Collected data entries
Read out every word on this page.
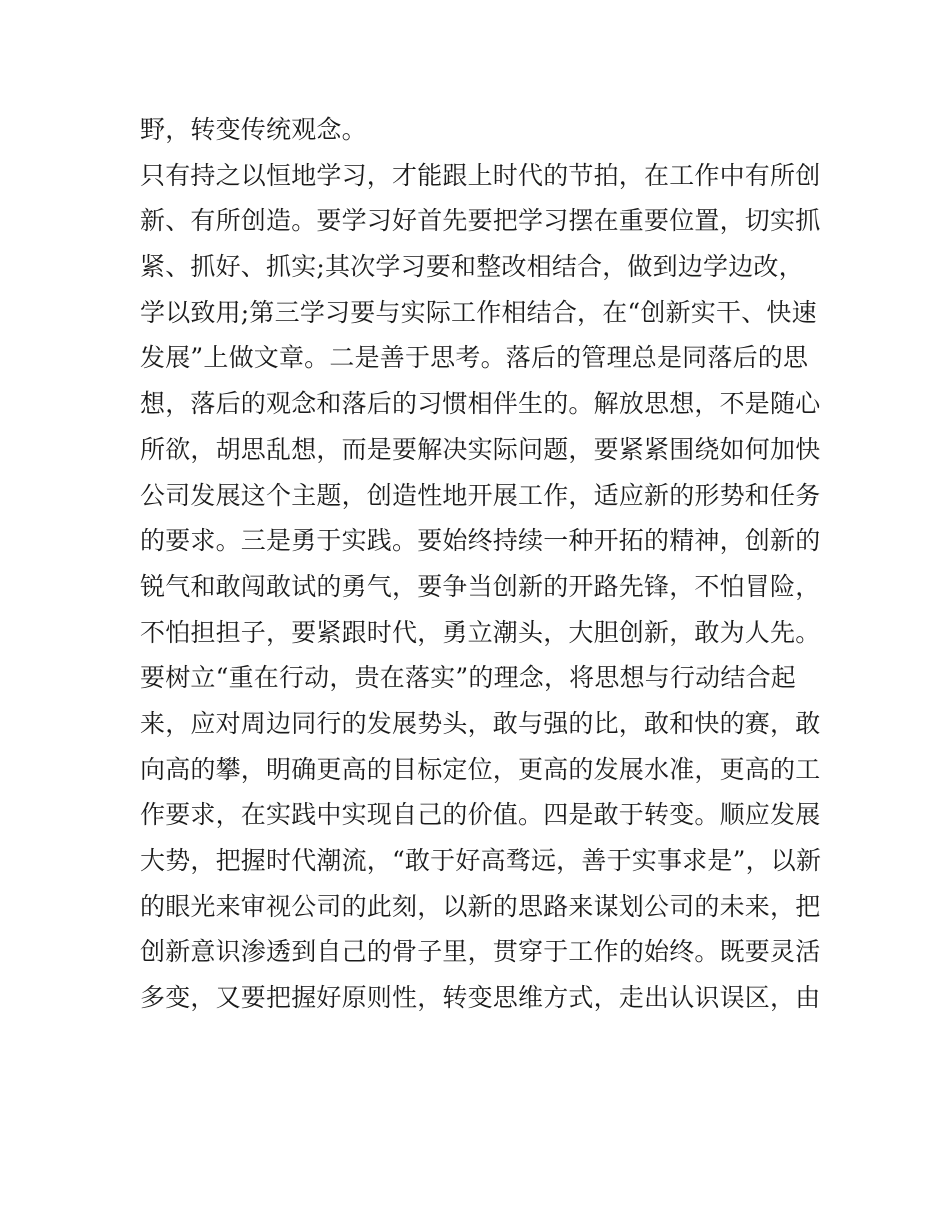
野，转变传统观念。
只有持之以恒地学习，才能跟上时代的节拍，在工作中有所创
新、有所创造。要学习好首先要把学习摆在重要位置，切实抓
紧、抓好、抓实;其次学习要和整改相结合，做到边学边改，
学以致用;第三学习要与实际工作相结合，在“创新实干、快速
发展”上做文章。二是善于思考。落后的管理总是同落后的思
想，落后的观念和落后的习惯相伴生的。解放思想，不是随心
所欲，胡思乱想，而是要解决实际问题，要紧紧围绕如何加快
公司发展这个主题，创造性地开展工作，适应新的形势和任务
的要求。三是勇于实践。要始终持续一种开拓的精神，创新的
锐气和敢闯敢试的勇气，要争当创新的开路先锋，不怕冒险，
不怕担担子，要紧跟时代，勇立潮头，大胆创新，敢为人先。
要树立“重在行动，贵在落实”的理念，将思想与行动结合起
来，应对周边同行的发展势头，敢与强的比，敢和快的赛，敢
向高的攀，明确更高的目标定位，更高的发展水准，更高的工
作要求，在实践中实现自己的价值。四是敢于转变。顺应发展
大势，把握时代潮流，“敢于好高骛远，善于实事求是”，以新
的眼光来审视公司的此刻，以新的思路来谋划公司的未来，把
创新意识渗透到自己的骨子里，贯穿于工作的始终。既要灵活
多变，又要把握好原则性，转变思维方式，走出认识误区，由
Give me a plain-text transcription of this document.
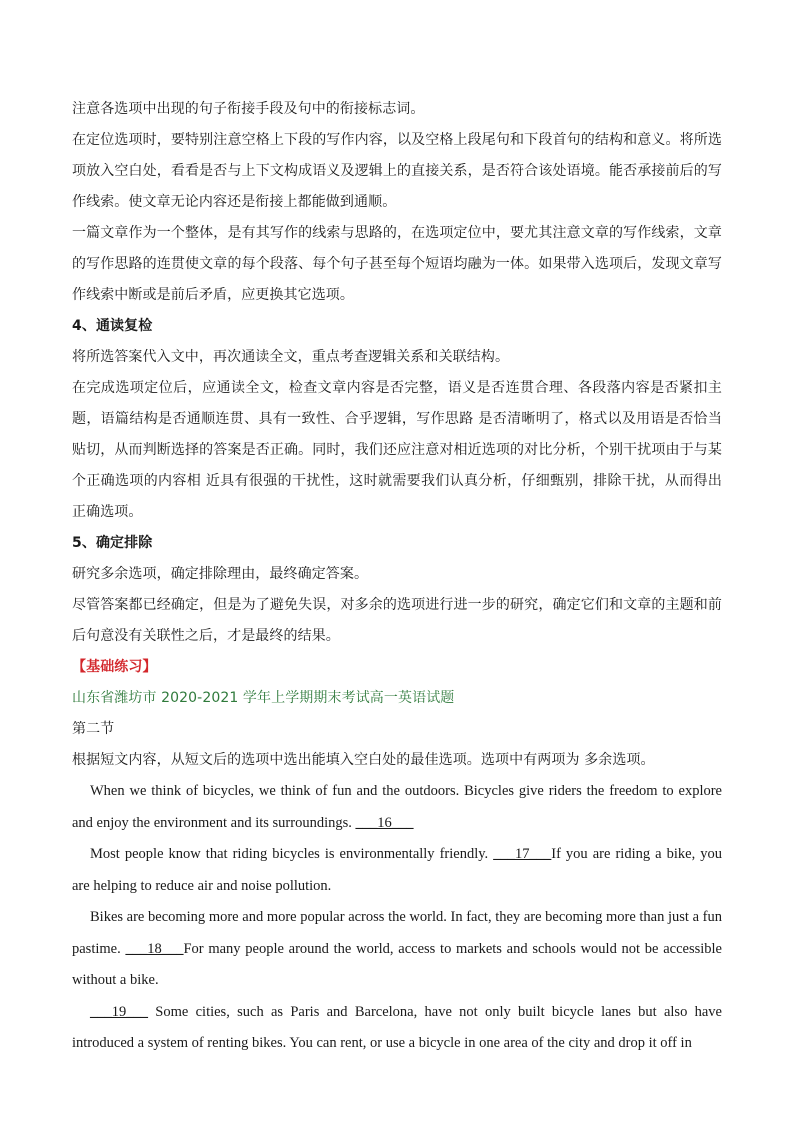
注意各选项中出现的句子衔接手段及句中的衔接标志词。

在定位选项时，要特别注意空格上下段的写作内容，以及空格上段尾句和下段首句的结构和意义。将所选项放入空白处，看看是否与上下文构成语义及逻辑上的直接关系，是否符合该处语境。能否承接前后的写作线索。使文章无论内容还是衔接上都能做到通顺。

一篇文章作为一个整体，是有其写作的线索与思路的，在选项定位中，要尤其注意文章的写作线索，文章的写作思路的连贯使文章的每个段落、每个句子甚至每个短语均融为一体。如果带入选项后，发现文章写作线索中断或是前后矛盾，应更换其它选项。

4、通读复检

将所选答案代入文中，再次通读全文，重点考查逻辑关系和关联结构。

在完成选项定位后，应通读全文，检查文章内容是否完整，语义是否连贯合理、各段落内容是否紧扣主题，语篇结构是否通顺连贯、具有一致性、合乎逻辑，写作思路 是否清晰明了，格式以及用语是否恰当贴切，从而判断选择的答案是否正确。同时，我们还应注意对相近选项的对比分析，个别干扰项由于与某个正确选项的内容相 近具有很强的干扰性，这时就需要我们认真分析，仔细甄别，排除干扰，从而得出正确选项。

5、确定排除

研究多余选项，确定排除理由，最终确定答案。

尽管答案都已经确定，但是为了避免失误，对多余的选项进行进一步的研究，确定它们和文章的主题和前后句意没有关联性之后，才是最终的结果。

【基础练习】

山东省潍坊市 2020-2021 学年上学期期末考试高一英语试题

第二节

根据短文内容，从短文后的选项中选出能填入空白处的最佳选项。选项中有两项为 多余选项。

When we think of bicycles, we think of fun and the outdoors. Bicycles give riders the freedom to explore and enjoy the environment and its surroundings. ___16___

Most people know that riding bicycles is environmentally friendly. ___17___If you are riding a bike, you are helping to reduce air and noise pollution.

Bikes are becoming more and more popular across the world. In fact, they are becoming more than just a fun pastime. ___18___For many people around the world, access to markets and schools would not be accessible without a bike.

___19___ Some cities, such as Paris and Barcelona, have not only built bicycle lanes but also have introduced a system of renting bikes. You can rent, or use a bicycle in one area of the city and drop it off in
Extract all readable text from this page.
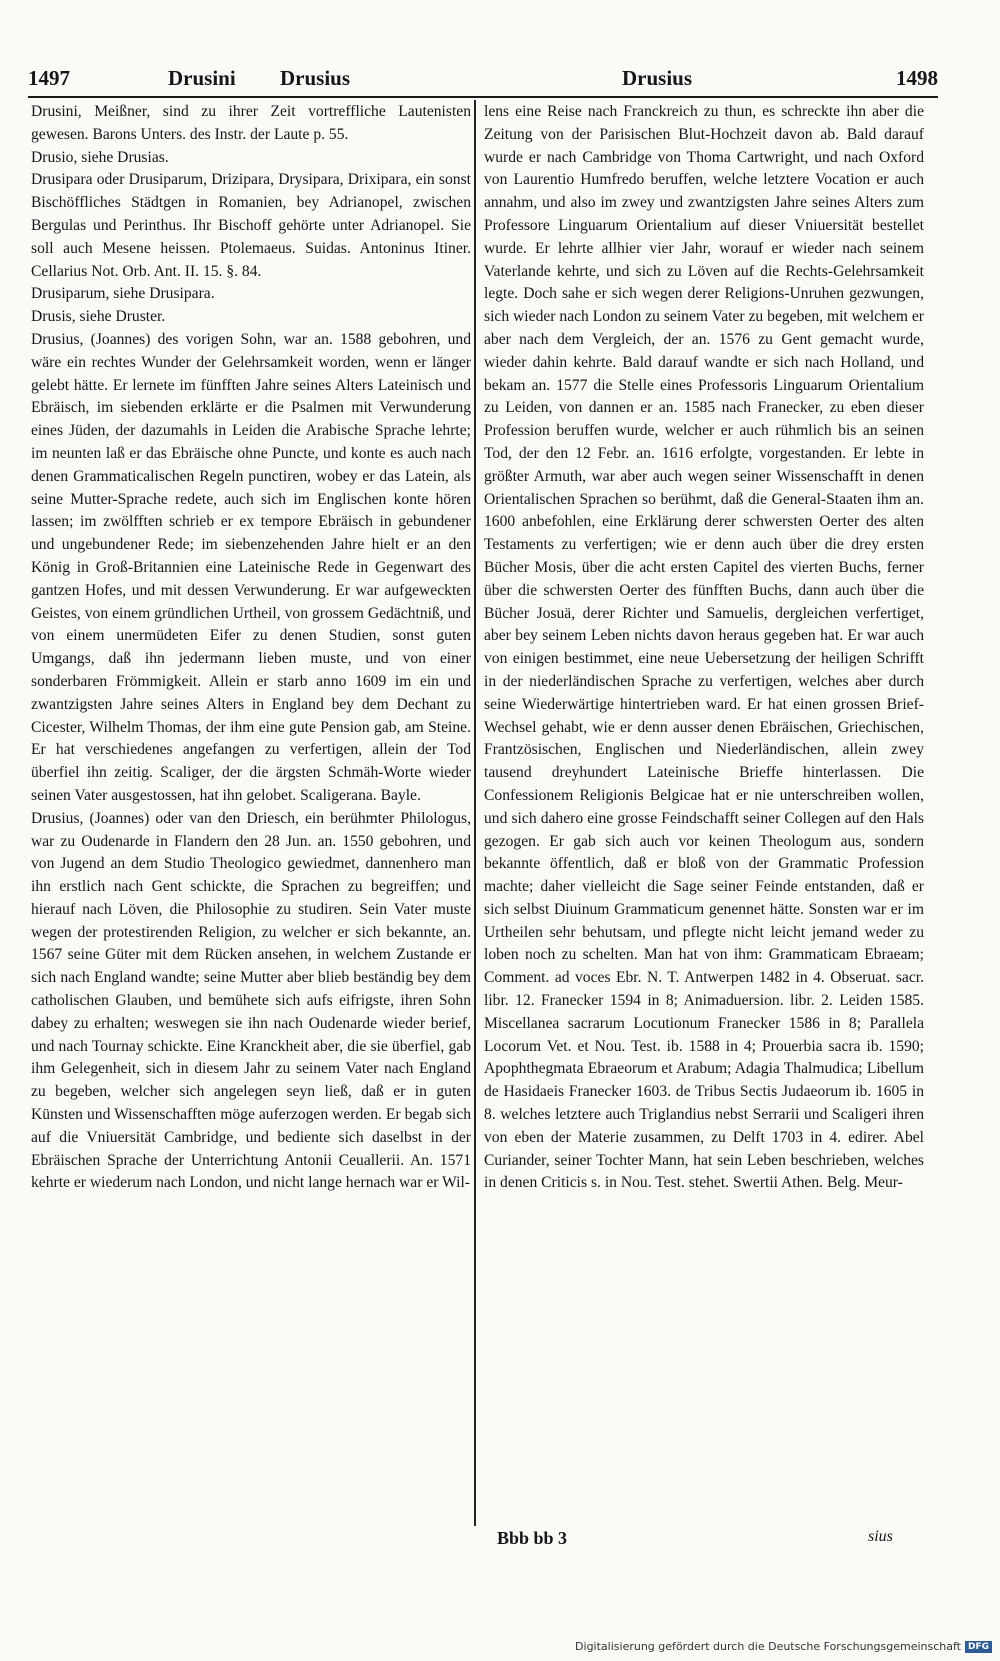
1497	Drusini Drusius	Drusius	1498

Drusini, Meißner, sind zu ihrer Zeit vortreffliche Lautenisten gewesen. Barons Unters. des Instr. der Laute p. 55.

Drusio, siehe Drusias.

Drusipara oder Drusiparum, Drizipara, Drysipara, Drixipara, ein sonst Bischöffliches Städtgen in Romanien, bey Adrianopel, zwischen Bergulas und Perinthus. Ihr Bischoff gehörte unter Adrianopel. Sie soll auch Mesene heissen. Ptolemaeus. Suidas. Antoninus Itiner. Cellarius Not. Orb. Ant. II. 15. §. 84.

Drusiparum, siehe Drusipara.

Drusis, siehe Druster.

Drusius, (Joannes) des vorigen Sohn, war an. 1588 gebohren, und wäre ein rechtes Wunder der Gelehrsamkeit worden, wenn er länger gelebt hätte. Er lernete im fünfften Jahre seines Alters Lateinisch und Ebräisch, im siebenden erklärte er die Psalmen mit Verwunderung eines Jüden, der dazumahls in Leiden die Arabische Sprache lehrte; im neunten laß er das Ebräische ohne Puncte, und konte es auch nach denen Grammaticalischen Regeln punctiren, wobey er das Latein, als seine Mutter-Sprache redete, auch sich im Englischen konte hören lassen; im zwölfften schrieb er ex tempore Ebräisch in gebundener und ungebundener Rede; im siebenzehenden Jahre hielt er an den König in Groß-Britannien eine Lateinische Rede in Gegenwart des gantzen Hofes, und mit dessen Verwunderung. Er war aufgeweckten Geistes, von einem gründlichen Urtheil, von grossem Gedächtniß, und von einem unermüdeten Eifer zu denen Studien, sonst guten Umgangs, daß ihn jedermann lieben muste, und von einer sonderbaren Frömmigkeit. Allein er starb anno 1609 im ein und zwantzigsten Jahre seines Alters in England bey dem Dechant zu Cicester, Wilhelm Thomas, der ihm eine gute Pension gab, am Steine. Er hat verschiedenes angefangen zu verfertigen, allein der Tod überfiel ihn zeitig. Scaliger, der die ärgsten Schmäh-Worte wieder seinen Vater ausgestossen, hat ihn gelobet. Scaligerana. Bayle.

Drusius, (Joannes) oder van den Driesch, ein berühmter Philologus, war zu Oudenarde in Flandern den 28 Jun. an. 1550 gebohren, und von Jugend an dem Studio Theologico gewiedmet, dannenhero man ihn erstlich nach Gent schickte, die Sprachen zu begreiffen; und hierauf nach Löven, die Philosophie zu studiren. Sein Vater muste wegen der protestirenden Religion, zu welcher er sich bekannte, an. 1567 seine Güter mit dem Rücken ansehen, in welchem Zustande er sich nach England wandte; seine Mutter aber blieb beständig bey dem catholischen Glauben, und bemühete sich aufs eifrigste, ihren Sohn dabey zu erhalten; weswegen sie ihn nach Oudenarde wieder berief, und nach Tournay schickte. Eine Kranckheit aber, die sie überfiel, gab ihm Gelegenheit, sich in diesem Jahr zu seinem Vater nach England zu begeben, welcher sich angelegen seyn ließ, daß er in guten Künsten und Wissenschafften möge auferzogen werden. Er begab sich auf die Vniuersität Cambridge, und bediente sich daselbst in der Ebräischen Sprache der Unterrichtung Antonii Ceuallerii. An. 1571 kehrte er wiederum nach London, und nicht lange hernach war er Wil-

lens eine Reise nach Franckreich zu thun, es schreckte ihn aber die Zeitung von der Parisischen Blut-Hochzeit davon ab. Bald darauf wurde er nach Cambridge von Thoma Cartwright, und nach Oxford von Laurentio Humfredo beruffen, welche letztere Vocation er auch annahm, und also im zwey und zwantzigsten Jahre seines Alters zum Professore Linguarum Orientalium auf dieser Vniuersität bestellet wurde. Er lehrte allhier vier Jahr, worauf er wieder nach seinem Vaterlande kehrte, und sich zu Löven auf die Rechts-Gelehrsamkeit legte. Doch sahe er sich wegen derer Religions-Unruhen gezwungen, sich wieder nach London zu seinem Vater zu begeben, mit welchem er aber nach dem Vergleich, der an. 1576 zu Gent gemacht wurde, wieder dahin kehrte. Bald darauf wandte er sich nach Holland, und bekam an. 1577 die Stelle eines Professoris Linguarum Orientalium zu Leiden, von dannen er an. 1585 nach Franecker, zu eben dieser Profession beruffen wurde, welcher er auch rühmlich bis an seinen Tod, der den 12 Febr. an. 1616 erfolgte, vorgestanden. Er lebte in größter Armuth, war aber auch wegen seiner Wissenschafft in denen Orientalischen Sprachen so berühmt, daß die General-Staaten ihm an. 1600 anbefohlen, eine Erklärung derer schwersten Oerter des alten Testaments zu verfertigen; wie er denn auch über die drey ersten Bücher Mosis, über die acht ersten Capitel des vierten Buchs, ferner über die schwersten Oerter des fünfften Buchs, dann auch über die Bücher Josuä, derer Richter und Samuelis, dergleichen verfertiget, aber bey seinem Leben nichts davon heraus gegeben hat. Er war auch von einigen bestimmet, eine neue Uebersetzung der heiligen Schrifft in der niederländischen Sprache zu verfertigen, welches aber durch seine Wiederwärtige hintertrieben ward. Er hat einen grossen Brief-Wechsel gehabt, wie er denn ausser denen Ebräischen, Griechischen, Frantzösischen, Englischen und Niederländischen, allein zwey tausend dreyhundert Lateinische Brieffe hinterlassen. Die Confessionem Religionis Belgicae hat er nie unterschreiben wollen, und sich dahero eine grosse Feindschafft seiner Collegen auf den Hals gezogen. Er gab sich auch vor keinen Theologum aus, sondern bekannte öffentlich, daß er bloß von der Grammatic Profession machte; daher vielleicht die Sage seiner Feinde entstanden, daß er sich selbst Diuinum Grammaticum genennet hätte. Sonsten war er im Urtheilen sehr behutsam, und pflegte nicht leicht jemand weder zu loben noch zu schelten. Man hat von ihm: Grammaticam Ebraeam; Comment. ad voces Ebr. N. T. Antwerpen 1482 in 4. Obseruat. sacr. libr. 12. Franecker 1594 in 8; Animaduersion. libr. 2. Leiden 1585. Miscellanea sacrarum Locutionum Franecker 1586 in 8; Parallela Locorum Vet. et Nou. Test. ib. 1588 in 4; Prouerbia sacra ib. 1590; Apophthegmata Ebraeorum et Arabum; Adagia Thalmudica; Libellum de Hasidaeis Franecker 1603. de Tribus Sectis Judaeorum ib. 1605 in 8. welches letztere auch Triglandius nebst Serrarii und Scaligeri ihren von eben der Materie zusammen, zu Delft 1703 in 4. edirer. Abel Curiander, seiner Tochter Mann, hat sein Leben beschrieben, welches in denen Criticis s. in Nou. Test. stehet. Swertii Athen. Belg. Meur-

Bbb bb 3	sius
Digitalisierung gefördert durch die Deutsche Forschungsgemeinschaft DFG
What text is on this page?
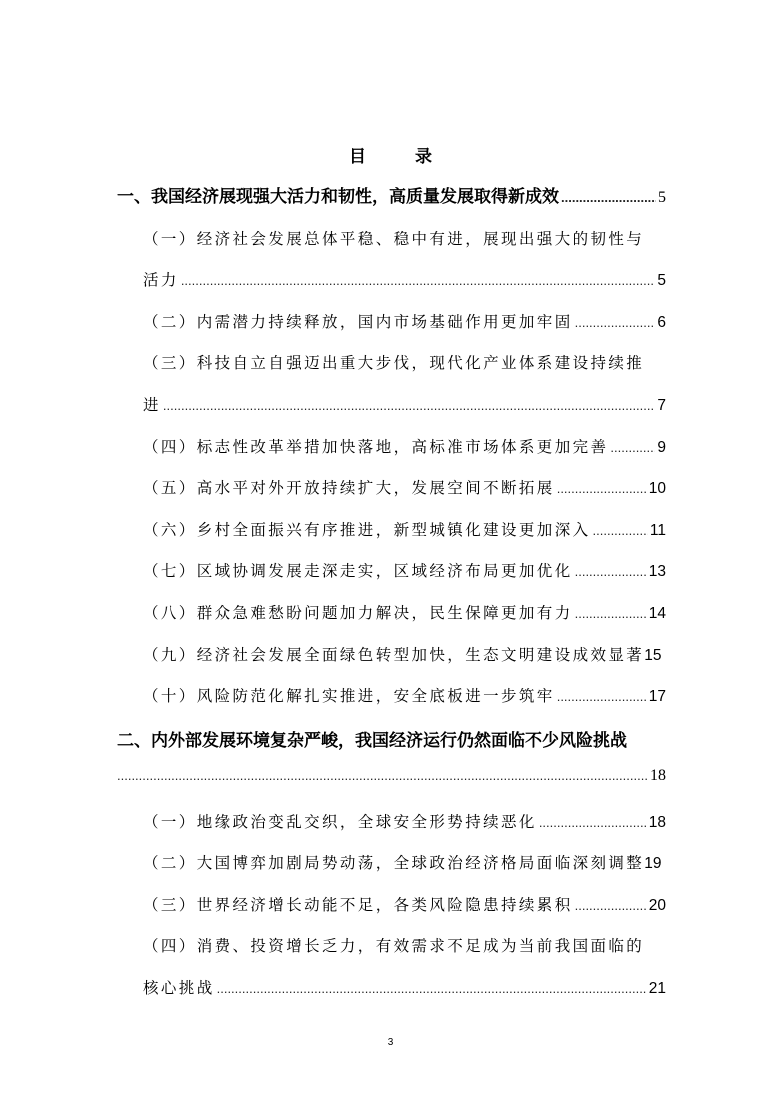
目　录
一、我国经济展现强大活力和韧性，高质量发展取得新成效 .....	5
（一）经济社会发展总体平稳、稳中有进，展现出强大的韧性与
活力 .....	5
（二）内需潜力持续释放，国内市场基础作用更加牢固 .....	6
（三）科技自立自强迈出重大步伐，现代化产业体系建设持续推
进 .....	7
（四）标志性改革举措加快落地，高标准市场体系更加完善 .....	9
（五）高水平对外开放持续扩大，发展空间不断拓展 .....	10
（六）乡村全面振兴有序推进，新型城镇化建设更加深入 .....	11
（七）区域协调发展走深走实，区域经济布局更加优化 .....	13
（八）群众急难愁盼问题加力解决，民生保障更加有力 .....	14
（九）经济社会发展全面绿色转型加快，生态文明建设成效显著 15
（十）风险防范化解扎实推进，安全底板进一步筑牢 .....	17
二、内外部发展环境复杂严峻，我国经济运行仍然面临不少风险挑战
.....
18
（一）地缘政治变乱交织，全球安全形势持续恶化 .....	18
（二）大国博弈加剧局势动荡，全球政治经济格局面临深刻调整 19
（三）世界经济增长动能不足，各类风险隐患持续累积 .....	20
（四）消费、投资增长乏力，有效需求不足成为当前我国面临的
核心挑战 .....	21
3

◆ **Work to complete**
Make an exact copy of the lines of the records from the line containing "What text is on this page?" through the final line, both ends included, but not of the pictures.

◆ **Solution for this exercise**
What text is on this page?
目　录
一、我国经济展现强大活力和韧性，高质量发展取得新成效 .....	5
（一）经济社会发展总体平稳、稳中有进，展现出强大的韧性与
活力 .....	5
（二）内需潜力持续释放，国内市场基础作用更加牢固 .....	6
（三）科技自立自强迈出重大步伐，现代化产业体系建设持续推
进 .....	7
（四）标志性改革举措加快落地，高标准市场体系更加完善 .....	9
（五）高水平对外开放持续扩大，发展空间不断拓展 .....	10
（六）乡村全面振兴有序推进，新型城镇化建设更加深入 .....	11
（七）区域协调发展走深走实，区域经济布局更加优化 .....	13
（八）群众急难愁盼问题加力解决，民生保障更加有力 .....	14
（九）经济社会发展全面绿色转型加快，生态文明建设成效显著 15
（十）风险防范化解扎实推进，安全底板进一步筑牢 .....	17
二、内外部发展环境复杂严峻，我国经济运行仍然面临不少风险挑战
.....
18
（一）地缘政治变乱交织，全球安全形势持续恶化 .....	18
（二）大国博弈加剧局势动荡，全球政治经济格局面临深刻调整 19
（三）世界经济增长动能不足，各类风险隐患持续累积 .....	20
（四）消费、投资增长乏力，有效需求不足成为当前我国面临的
核心挑战 .....	21
3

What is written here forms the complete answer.